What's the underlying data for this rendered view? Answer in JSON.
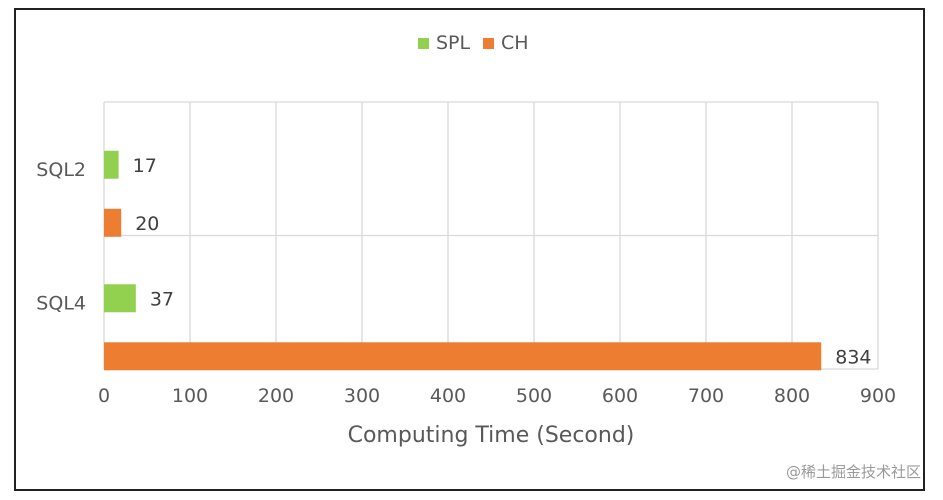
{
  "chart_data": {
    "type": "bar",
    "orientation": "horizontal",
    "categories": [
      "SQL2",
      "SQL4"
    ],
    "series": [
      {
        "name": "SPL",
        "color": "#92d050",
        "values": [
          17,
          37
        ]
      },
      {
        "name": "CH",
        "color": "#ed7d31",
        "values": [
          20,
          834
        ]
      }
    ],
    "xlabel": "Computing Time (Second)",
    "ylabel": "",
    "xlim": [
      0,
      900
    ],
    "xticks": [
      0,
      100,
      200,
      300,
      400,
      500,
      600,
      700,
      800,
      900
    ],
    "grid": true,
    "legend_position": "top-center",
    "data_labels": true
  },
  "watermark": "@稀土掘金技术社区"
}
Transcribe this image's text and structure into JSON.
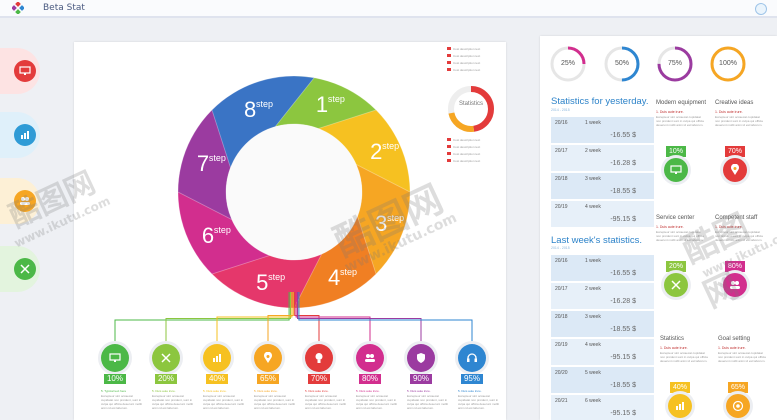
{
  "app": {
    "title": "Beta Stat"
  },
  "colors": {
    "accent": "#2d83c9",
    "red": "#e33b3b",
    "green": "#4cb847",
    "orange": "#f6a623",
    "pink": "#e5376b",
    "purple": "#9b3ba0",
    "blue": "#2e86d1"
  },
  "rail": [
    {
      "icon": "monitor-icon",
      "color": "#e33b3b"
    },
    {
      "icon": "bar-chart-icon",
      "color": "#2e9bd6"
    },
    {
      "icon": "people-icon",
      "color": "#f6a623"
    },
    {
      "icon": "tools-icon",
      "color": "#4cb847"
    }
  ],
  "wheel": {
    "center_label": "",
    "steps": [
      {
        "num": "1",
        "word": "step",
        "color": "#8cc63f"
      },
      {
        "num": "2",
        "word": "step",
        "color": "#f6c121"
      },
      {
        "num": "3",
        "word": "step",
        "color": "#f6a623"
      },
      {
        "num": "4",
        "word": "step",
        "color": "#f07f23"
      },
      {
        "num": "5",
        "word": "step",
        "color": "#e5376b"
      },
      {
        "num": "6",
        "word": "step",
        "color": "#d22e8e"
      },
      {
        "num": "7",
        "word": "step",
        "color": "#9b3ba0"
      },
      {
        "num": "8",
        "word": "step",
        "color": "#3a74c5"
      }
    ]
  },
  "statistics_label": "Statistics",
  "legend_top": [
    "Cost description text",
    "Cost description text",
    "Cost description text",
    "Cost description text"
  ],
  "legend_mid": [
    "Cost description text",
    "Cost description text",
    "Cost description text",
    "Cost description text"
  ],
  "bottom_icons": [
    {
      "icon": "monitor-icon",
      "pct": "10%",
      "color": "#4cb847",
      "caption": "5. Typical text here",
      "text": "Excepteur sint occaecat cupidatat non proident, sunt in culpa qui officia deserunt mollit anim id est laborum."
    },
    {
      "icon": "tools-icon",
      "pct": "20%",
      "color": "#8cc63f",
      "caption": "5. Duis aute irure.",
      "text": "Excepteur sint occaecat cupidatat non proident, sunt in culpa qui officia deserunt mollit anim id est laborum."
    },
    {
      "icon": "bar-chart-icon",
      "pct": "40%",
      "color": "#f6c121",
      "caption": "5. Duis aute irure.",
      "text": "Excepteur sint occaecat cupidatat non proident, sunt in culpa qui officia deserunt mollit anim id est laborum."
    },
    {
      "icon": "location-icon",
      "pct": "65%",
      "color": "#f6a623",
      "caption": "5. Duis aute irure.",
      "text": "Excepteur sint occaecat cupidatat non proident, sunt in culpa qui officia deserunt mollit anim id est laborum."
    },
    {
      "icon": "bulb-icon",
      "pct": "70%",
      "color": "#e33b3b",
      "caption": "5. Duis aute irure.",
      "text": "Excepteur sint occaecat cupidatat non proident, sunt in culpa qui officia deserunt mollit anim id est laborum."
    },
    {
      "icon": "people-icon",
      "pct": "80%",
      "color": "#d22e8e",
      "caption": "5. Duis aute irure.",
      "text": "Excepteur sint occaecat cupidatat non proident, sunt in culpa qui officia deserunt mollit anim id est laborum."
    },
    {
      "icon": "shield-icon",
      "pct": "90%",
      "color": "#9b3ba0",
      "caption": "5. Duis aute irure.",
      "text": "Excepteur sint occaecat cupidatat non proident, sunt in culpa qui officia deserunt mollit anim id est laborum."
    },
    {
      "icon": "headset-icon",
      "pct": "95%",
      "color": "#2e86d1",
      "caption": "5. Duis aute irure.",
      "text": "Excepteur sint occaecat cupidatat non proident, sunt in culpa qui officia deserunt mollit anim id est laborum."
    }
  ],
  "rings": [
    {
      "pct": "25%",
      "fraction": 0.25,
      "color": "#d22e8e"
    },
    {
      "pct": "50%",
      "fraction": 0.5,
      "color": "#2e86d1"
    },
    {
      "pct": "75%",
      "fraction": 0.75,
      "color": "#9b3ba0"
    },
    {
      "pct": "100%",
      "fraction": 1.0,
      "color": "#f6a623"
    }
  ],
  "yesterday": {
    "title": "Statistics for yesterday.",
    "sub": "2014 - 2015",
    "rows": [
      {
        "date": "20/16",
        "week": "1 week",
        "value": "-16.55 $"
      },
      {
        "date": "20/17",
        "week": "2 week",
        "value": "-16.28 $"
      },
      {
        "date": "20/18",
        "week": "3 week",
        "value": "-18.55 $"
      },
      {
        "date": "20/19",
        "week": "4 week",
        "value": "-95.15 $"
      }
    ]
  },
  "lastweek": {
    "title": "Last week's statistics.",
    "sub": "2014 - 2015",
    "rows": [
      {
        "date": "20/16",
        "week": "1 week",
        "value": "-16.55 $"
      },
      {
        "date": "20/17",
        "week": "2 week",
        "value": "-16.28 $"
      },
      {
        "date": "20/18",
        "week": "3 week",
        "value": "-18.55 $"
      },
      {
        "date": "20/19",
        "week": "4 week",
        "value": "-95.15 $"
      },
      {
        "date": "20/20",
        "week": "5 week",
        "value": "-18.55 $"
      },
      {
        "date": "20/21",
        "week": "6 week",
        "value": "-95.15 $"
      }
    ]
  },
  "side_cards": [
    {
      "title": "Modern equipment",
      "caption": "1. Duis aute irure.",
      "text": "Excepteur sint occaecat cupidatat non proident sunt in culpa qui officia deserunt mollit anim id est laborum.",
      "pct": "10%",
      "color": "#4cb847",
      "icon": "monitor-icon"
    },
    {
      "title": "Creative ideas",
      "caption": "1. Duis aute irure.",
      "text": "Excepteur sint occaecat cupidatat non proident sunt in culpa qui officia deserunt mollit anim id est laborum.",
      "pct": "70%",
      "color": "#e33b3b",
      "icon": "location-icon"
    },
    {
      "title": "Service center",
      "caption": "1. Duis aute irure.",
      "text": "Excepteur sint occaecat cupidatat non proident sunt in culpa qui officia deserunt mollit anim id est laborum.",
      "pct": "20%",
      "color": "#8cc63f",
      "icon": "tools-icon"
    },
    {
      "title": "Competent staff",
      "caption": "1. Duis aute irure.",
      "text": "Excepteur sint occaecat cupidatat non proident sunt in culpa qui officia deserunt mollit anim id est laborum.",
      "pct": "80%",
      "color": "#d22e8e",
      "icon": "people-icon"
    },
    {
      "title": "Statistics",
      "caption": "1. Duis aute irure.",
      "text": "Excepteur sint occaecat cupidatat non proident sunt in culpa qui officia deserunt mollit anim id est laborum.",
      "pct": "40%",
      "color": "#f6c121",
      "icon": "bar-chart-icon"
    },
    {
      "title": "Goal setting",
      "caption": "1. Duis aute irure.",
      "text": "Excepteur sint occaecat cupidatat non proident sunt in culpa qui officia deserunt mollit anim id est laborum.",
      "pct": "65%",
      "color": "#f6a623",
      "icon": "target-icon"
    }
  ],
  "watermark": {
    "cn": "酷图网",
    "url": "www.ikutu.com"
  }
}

_Objective_: Write out the listing above again, exactly, but with no pictures in the copy.

_Complete output_:
What's the underlying data for this rendered view? Answer in JSON.
{
  "chart_data": {
    "type": "bar",
    "orientation": "horizontal",
    "categories": [
      "SQL2",
      "SQL4"
    ],
    "series": [
      {
        "name": "SPL",
        "color": "#92d050",
        "values": [
          17,
          37
        ]
      },
      {
        "name": "CH",
        "color": "#ed7d31",
        "values": [
          20,
          834
        ]
      }
    ],
    "xlabel": "Computing Time (Second)",
    "ylabel": "",
    "xlim": [
      0,
      900
    ],
    "xticks": [
      0,
      100,
      200,
      300,
      400,
      500,
      600,
      700,
      800,
      900
    ],
    "grid": true,
    "legend_position": "top-center",
    "data_labels": true
  },
  "watermark": "@稀土掘金技术社区"
}
Transcribe this image's text and structure into JSON.
{
  "app": {
    "title": "Beta Stat"
  },
  "colors": {
    "accent": "#2d83c9",
    "red": "#e33b3b",
    "green": "#4cb847",
    "orange": "#f6a623",
    "pink": "#e5376b",
    "purple": "#9b3ba0",
    "blue": "#2e86d1"
  },
  "rail": [
    {
      "icon": "monitor-icon",
      "color": "#e33b3b"
    },
    {
      "icon": "bar-chart-icon",
      "color": "#2e9bd6"
    },
    {
      "icon": "people-icon",
      "color": "#f6a623"
    },
    {
      "icon": "tools-icon",
      "color": "#4cb847"
    }
  ],
  "wheel": {
    "center_label": "",
    "steps": [
      {
        "num": "1",
        "word": "step",
        "color": "#8cc63f"
      },
      {
        "num": "2",
        "word": "step",
        "color": "#f6c121"
      },
      {
        "num": "3",
        "word": "step",
        "color": "#f6a623"
      },
      {
        "num": "4",
        "word": "step",
        "color": "#f07f23"
      },
      {
        "num": "5",
        "word": "step",
        "color": "#e5376b"
      },
      {
        "num": "6",
        "word": "step",
        "color": "#d22e8e"
      },
      {
        "num": "7",
        "word": "step",
        "color": "#9b3ba0"
      },
      {
        "num": "8",
        "word": "step",
        "color": "#3a74c5"
      }
    ]
  },
  "statistics_label": "Statistics",
  "legend_top": [
    "Cost description text",
    "Cost description text",
    "Cost description text",
    "Cost description text"
  ],
  "legend_mid": [
    "Cost description text",
    "Cost description text",
    "Cost description text",
    "Cost description text"
  ],
  "bottom_icons": [
    {
      "icon": "monitor-icon",
      "pct": "10%",
      "color": "#4cb847",
      "caption": "5. Typical text here",
      "text": "Excepteur sint occaecat cupidatat non proident, sunt in culpa qui officia deserunt mollit anim id est laborum."
    },
    {
      "icon": "tools-icon",
      "pct": "20%",
      "color": "#8cc63f",
      "caption": "5. Duis aute irure.",
      "text": "Excepteur sint occaecat cupidatat non proident, sunt in culpa qui officia deserunt mollit anim id est laborum."
    },
    {
      "icon": "bar-chart-icon",
      "pct": "40%",
      "color": "#f6c121",
      "caption": "5. Duis aute irure.",
      "text": "Excepteur sint occaecat cupidatat non proident, sunt in culpa qui officia deserunt mollit anim id est laborum."
    },
    {
      "icon": "location-icon",
      "pct": "65%",
      "color": "#f6a623",
      "caption": "5. Duis aute irure.",
      "text": "Excepteur sint occaecat cupidatat non proident, sunt in culpa qui officia deserunt mollit anim id est laborum."
    },
    {
      "icon": "bulb-icon",
      "pct": "70%",
      "color": "#e33b3b",
      "caption": "5. Duis aute irure.",
      "text": "Excepteur sint occaecat cupidatat non proident, sunt in culpa qui officia deserunt mollit anim id est laborum."
    },
    {
      "icon": "people-icon",
      "pct": "80%",
      "color": "#d22e8e",
      "caption": "5. Duis aute irure.",
      "text": "Excepteur sint occaecat cupidatat non proident, sunt in culpa qui officia deserunt mollit anim id est laborum."
    },
    {
      "icon": "shield-icon",
      "pct": "90%",
      "color": "#9b3ba0",
      "caption": "5. Duis aute irure.",
      "text": "Excepteur sint occaecat cupidatat non proident, sunt in culpa qui officia deserunt mollit anim id est laborum."
    },
    {
      "icon": "headset-icon",
      "pct": "95%",
      "color": "#2e86d1",
      "caption": "5. Duis aute irure.",
      "text": "Excepteur sint occaecat cupidatat non proident, sunt in culpa qui officia deserunt mollit anim id est laborum."
    }
  ],
  "rings": [
    {
      "pct": "25%",
      "fraction": 0.25,
      "color": "#d22e8e"
    },
    {
      "pct": "50%",
      "fraction": 0.5,
      "color": "#2e86d1"
    },
    {
      "pct": "75%",
      "fraction": 0.75,
      "color": "#9b3ba0"
    },
    {
      "pct": "100%",
      "fraction": 1.0,
      "color": "#f6a623"
    }
  ],
  "yesterday": {
    "title": "Statistics for yesterday.",
    "sub": "2014 - 2015",
    "rows": [
      {
        "date": "20/16",
        "week": "1 week",
        "value": "-16.55 $"
      },
      {
        "date": "20/17",
        "week": "2 week",
        "value": "-16.28 $"
      },
      {
        "date": "20/18",
        "week": "3 week",
        "value": "-18.55 $"
      },
      {
        "date": "20/19",
        "week": "4 week",
        "value": "-95.15 $"
      }
    ]
  },
  "lastweek": {
    "title": "Last week's statistics.",
    "sub": "2014 - 2015",
    "rows": [
      {
        "date": "20/16",
        "week": "1 week",
        "value": "-16.55 $"
      },
      {
        "date": "20/17",
        "week": "2 week",
        "value": "-16.28 $"
      },
      {
        "date": "20/18",
        "week": "3 week",
        "value": "-18.55 $"
      },
      {
        "date": "20/19",
        "week": "4 week",
        "value": "-95.15 $"
      },
      {
        "date": "20/20",
        "week": "5 week",
        "value": "-18.55 $"
      },
      {
        "date": "20/21",
        "week": "6 week",
        "value": "-95.15 $"
      }
    ]
  },
  "side_cards": [
    {
      "title": "Modern equipment",
      "caption": "1. Duis aute irure.",
      "text": "Excepteur sint occaecat cupidatat non proident sunt in culpa qui officia deserunt mollit anim id est laborum.",
      "pct": "10%",
      "color": "#4cb847",
      "icon": "monitor-icon"
    },
    {
      "title": "Creative ideas",
      "caption": "1. Duis aute irure.",
      "text": "Excepteur sint occaecat cupidatat non proident sunt in culpa qui officia deserunt mollit anim id est laborum.",
      "pct": "70%",
      "color": "#e33b3b",
      "icon": "location-icon"
    },
    {
      "title": "Service center",
      "caption": "1. Duis aute irure.",
      "text": "Excepteur sint occaecat cupidatat non proident sunt in culpa qui officia deserunt mollit anim id est laborum.",
      "pct": "20%",
      "color": "#8cc63f",
      "icon": "tools-icon"
    },
    {
      "title": "Competent staff",
      "caption": "1. Duis aute irure.",
      "text": "Excepteur sint occaecat cupidatat non proident sunt in culpa qui officia deserunt mollit anim id est laborum.",
      "pct": "80%",
      "color": "#d22e8e",
      "icon": "people-icon"
    },
    {
      "title": "Statistics",
      "caption": "1. Duis aute irure.",
      "text": "Excepteur sint occaecat cupidatat non proident sunt in culpa qui officia deserunt mollit anim id est laborum.",
      "pct": "40%",
      "color": "#f6c121",
      "icon": "bar-chart-icon"
    },
    {
      "title": "Goal setting",
      "caption": "1. Duis aute irure.",
      "text": "Excepteur sint occaecat cupidatat non proident sunt in culpa qui officia deserunt mollit anim id est laborum.",
      "pct": "65%",
      "color": "#f6a623",
      "icon": "target-icon"
    }
  ],
  "watermark": {
    "cn": "酷图网",
    "url": "www.ikutu.com"
  }
}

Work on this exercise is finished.